- Exercise -
Work through the records below and tally every line containing "source". Reply with the total alone.

- Records from a collection of figures -
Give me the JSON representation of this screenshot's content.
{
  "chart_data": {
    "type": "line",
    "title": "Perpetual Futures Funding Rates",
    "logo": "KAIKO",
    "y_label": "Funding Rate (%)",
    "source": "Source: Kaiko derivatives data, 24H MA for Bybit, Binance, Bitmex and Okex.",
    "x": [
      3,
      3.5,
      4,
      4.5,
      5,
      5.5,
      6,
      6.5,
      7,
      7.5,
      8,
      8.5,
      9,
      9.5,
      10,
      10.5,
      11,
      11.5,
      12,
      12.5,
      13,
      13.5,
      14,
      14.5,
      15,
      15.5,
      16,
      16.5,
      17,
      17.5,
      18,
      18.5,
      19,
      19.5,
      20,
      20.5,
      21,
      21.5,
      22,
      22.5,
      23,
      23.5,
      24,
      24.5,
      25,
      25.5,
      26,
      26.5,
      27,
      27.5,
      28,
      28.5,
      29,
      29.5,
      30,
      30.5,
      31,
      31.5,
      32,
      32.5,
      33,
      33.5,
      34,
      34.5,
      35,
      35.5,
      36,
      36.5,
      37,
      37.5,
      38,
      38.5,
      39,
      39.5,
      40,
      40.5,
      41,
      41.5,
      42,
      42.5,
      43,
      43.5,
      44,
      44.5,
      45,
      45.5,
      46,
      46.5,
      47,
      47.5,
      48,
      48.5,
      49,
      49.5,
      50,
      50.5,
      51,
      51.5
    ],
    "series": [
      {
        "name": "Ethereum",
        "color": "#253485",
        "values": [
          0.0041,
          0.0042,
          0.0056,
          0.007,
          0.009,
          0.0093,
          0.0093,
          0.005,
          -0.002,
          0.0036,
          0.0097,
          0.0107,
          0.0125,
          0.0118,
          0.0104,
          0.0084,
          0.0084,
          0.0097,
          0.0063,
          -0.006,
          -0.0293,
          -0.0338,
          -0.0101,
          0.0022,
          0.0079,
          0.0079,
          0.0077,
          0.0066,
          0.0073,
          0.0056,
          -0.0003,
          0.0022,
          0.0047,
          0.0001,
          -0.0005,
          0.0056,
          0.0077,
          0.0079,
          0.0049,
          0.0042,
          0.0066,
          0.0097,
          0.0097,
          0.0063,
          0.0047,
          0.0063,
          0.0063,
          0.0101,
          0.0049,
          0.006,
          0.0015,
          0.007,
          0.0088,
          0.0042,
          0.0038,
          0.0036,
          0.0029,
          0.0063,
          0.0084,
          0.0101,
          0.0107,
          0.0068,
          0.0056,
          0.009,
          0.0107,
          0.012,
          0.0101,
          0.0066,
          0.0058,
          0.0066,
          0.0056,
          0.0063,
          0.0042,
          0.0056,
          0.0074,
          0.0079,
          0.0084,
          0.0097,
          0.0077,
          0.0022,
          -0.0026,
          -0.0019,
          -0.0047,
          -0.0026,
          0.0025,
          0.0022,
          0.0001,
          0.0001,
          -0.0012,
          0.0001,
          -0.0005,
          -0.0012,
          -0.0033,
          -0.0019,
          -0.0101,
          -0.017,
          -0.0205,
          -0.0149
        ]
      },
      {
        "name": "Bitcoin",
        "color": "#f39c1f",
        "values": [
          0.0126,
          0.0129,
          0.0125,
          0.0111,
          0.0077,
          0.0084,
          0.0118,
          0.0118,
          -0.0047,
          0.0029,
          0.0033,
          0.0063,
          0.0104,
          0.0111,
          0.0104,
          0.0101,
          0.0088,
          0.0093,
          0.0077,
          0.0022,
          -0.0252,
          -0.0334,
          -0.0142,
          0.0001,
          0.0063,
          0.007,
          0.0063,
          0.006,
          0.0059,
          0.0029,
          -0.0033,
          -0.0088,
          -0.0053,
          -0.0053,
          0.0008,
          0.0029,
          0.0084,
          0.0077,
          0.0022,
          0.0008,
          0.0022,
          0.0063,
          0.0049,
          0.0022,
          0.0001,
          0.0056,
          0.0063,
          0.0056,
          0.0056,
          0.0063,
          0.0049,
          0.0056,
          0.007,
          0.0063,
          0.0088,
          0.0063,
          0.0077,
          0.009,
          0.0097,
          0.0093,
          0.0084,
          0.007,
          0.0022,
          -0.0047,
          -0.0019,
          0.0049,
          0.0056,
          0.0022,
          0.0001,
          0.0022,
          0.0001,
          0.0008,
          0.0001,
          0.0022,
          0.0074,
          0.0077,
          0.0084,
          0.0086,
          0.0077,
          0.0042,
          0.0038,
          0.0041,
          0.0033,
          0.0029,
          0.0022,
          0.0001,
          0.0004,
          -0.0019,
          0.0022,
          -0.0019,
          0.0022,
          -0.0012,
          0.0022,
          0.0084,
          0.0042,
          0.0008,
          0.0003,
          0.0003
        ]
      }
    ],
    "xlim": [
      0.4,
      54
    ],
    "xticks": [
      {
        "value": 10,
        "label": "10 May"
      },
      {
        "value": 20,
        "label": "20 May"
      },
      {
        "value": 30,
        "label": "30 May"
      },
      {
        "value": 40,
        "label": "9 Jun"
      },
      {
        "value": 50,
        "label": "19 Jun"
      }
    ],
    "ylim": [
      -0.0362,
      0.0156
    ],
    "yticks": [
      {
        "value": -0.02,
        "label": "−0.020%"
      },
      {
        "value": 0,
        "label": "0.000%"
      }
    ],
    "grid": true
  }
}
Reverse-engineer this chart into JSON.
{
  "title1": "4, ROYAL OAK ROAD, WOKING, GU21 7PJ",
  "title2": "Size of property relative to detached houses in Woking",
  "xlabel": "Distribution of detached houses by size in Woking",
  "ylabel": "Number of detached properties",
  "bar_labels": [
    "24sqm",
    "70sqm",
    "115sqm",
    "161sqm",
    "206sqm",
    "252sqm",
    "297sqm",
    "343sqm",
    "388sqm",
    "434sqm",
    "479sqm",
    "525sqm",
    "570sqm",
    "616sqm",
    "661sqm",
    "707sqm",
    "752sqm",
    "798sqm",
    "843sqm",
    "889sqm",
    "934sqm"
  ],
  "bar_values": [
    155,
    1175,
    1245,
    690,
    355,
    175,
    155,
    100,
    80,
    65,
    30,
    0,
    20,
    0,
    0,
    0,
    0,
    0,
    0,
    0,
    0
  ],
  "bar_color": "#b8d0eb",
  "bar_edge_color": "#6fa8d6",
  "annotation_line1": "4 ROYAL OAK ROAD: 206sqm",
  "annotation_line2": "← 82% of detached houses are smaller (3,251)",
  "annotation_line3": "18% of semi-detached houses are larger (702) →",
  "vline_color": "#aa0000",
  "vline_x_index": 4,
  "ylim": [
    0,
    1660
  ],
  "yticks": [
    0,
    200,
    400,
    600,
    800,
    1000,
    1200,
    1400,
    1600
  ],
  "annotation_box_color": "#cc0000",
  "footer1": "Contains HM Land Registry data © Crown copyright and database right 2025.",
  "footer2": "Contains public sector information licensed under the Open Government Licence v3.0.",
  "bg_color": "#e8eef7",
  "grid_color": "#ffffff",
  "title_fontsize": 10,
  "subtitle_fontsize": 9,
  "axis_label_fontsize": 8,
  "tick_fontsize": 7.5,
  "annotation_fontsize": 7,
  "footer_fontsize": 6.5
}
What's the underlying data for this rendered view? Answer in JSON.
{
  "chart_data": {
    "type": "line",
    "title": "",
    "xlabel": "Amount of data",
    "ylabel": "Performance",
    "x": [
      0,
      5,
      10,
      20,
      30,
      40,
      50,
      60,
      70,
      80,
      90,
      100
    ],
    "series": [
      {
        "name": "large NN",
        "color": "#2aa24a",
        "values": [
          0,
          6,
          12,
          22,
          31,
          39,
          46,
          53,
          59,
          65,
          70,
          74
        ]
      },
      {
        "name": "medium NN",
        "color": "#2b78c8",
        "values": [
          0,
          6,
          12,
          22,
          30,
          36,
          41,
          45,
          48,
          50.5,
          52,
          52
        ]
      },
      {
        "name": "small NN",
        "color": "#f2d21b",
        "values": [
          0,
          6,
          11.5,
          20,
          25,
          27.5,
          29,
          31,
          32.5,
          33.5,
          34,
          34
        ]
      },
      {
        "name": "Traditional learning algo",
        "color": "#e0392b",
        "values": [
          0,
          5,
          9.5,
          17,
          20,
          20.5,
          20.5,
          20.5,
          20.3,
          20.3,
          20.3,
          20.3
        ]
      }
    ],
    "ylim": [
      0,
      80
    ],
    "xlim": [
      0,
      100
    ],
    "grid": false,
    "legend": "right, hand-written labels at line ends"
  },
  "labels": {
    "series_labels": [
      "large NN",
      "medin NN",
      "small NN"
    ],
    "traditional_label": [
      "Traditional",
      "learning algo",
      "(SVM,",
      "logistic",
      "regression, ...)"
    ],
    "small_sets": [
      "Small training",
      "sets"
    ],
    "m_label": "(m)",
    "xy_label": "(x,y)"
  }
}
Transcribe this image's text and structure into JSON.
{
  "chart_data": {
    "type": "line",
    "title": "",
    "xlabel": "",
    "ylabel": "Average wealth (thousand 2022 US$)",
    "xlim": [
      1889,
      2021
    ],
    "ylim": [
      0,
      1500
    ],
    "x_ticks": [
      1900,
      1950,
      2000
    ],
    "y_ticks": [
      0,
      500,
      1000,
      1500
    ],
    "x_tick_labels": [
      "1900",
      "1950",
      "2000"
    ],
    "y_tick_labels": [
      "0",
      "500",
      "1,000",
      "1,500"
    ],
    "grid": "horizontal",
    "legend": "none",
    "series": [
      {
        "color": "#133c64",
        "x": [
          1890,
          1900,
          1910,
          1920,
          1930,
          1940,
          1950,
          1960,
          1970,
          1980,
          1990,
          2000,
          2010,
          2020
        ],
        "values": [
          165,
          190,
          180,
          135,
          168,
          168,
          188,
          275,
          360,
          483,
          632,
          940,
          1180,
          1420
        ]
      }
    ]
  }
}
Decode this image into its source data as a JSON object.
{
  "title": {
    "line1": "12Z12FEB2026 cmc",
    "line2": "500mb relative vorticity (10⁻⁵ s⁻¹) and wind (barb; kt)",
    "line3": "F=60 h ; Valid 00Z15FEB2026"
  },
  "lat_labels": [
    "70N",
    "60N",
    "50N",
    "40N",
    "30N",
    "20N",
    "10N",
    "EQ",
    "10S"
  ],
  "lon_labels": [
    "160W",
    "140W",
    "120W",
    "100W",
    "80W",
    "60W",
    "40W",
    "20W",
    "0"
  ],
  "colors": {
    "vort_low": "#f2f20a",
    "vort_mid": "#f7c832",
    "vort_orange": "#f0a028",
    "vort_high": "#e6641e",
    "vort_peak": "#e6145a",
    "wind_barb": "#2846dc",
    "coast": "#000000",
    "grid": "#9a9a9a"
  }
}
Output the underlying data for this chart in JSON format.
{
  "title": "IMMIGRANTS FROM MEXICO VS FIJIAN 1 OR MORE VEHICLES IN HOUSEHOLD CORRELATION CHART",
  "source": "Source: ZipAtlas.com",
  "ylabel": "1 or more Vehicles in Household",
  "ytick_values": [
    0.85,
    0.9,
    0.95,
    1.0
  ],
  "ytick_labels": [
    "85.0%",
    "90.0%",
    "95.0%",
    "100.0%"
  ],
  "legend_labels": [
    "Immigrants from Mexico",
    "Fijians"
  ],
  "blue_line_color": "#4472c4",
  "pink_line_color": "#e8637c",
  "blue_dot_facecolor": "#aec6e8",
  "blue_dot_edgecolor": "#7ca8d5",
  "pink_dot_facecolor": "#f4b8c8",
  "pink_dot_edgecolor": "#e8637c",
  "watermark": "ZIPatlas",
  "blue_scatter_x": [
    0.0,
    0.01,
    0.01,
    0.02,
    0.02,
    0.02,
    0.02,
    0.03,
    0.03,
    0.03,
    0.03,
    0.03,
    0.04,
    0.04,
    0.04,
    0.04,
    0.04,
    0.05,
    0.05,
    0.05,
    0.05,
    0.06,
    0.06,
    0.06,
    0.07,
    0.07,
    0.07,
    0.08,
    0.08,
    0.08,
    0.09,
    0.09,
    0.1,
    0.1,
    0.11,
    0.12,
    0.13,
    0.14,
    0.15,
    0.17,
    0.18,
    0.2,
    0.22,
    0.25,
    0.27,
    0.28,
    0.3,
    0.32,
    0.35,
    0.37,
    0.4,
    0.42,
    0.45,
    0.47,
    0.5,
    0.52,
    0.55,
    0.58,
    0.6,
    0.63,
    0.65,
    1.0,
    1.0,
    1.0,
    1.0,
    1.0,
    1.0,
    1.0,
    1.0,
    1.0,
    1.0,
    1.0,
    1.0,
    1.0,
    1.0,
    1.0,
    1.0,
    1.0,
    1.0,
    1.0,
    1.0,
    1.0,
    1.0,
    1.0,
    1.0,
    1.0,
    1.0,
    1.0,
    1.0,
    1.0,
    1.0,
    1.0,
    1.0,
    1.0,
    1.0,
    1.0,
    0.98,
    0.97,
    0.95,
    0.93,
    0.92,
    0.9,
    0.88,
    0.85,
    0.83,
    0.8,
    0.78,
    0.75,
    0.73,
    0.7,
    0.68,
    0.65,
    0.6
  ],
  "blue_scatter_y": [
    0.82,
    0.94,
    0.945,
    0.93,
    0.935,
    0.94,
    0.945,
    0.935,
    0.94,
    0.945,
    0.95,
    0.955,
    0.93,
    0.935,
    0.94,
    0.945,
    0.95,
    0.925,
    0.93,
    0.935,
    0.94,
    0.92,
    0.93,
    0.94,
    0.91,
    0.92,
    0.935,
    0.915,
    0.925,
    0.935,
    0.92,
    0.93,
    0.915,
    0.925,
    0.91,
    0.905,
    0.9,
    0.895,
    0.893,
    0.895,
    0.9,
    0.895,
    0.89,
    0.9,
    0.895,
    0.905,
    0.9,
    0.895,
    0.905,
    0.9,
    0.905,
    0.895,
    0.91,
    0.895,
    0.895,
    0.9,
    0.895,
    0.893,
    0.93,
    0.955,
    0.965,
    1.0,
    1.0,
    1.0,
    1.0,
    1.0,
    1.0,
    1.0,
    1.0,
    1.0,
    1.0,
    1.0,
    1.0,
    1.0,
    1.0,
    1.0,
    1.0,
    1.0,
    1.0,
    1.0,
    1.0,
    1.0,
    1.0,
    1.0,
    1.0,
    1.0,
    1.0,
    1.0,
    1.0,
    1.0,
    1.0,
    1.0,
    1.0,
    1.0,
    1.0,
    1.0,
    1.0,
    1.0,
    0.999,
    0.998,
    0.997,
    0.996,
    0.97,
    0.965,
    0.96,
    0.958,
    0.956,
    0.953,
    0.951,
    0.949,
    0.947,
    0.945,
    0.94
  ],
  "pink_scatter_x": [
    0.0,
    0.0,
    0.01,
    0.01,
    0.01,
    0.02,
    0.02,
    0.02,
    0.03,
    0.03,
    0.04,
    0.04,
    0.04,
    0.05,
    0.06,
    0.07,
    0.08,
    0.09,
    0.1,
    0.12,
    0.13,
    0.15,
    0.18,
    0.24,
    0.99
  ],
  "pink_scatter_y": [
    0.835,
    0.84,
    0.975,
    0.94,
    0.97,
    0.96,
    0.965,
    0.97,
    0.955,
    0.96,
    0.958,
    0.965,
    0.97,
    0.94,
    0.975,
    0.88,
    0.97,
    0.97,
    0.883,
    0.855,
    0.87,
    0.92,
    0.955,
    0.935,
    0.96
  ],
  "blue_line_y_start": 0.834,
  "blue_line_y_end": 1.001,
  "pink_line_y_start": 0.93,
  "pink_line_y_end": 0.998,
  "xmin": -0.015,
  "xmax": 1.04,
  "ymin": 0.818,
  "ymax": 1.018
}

- Answer to the task -
3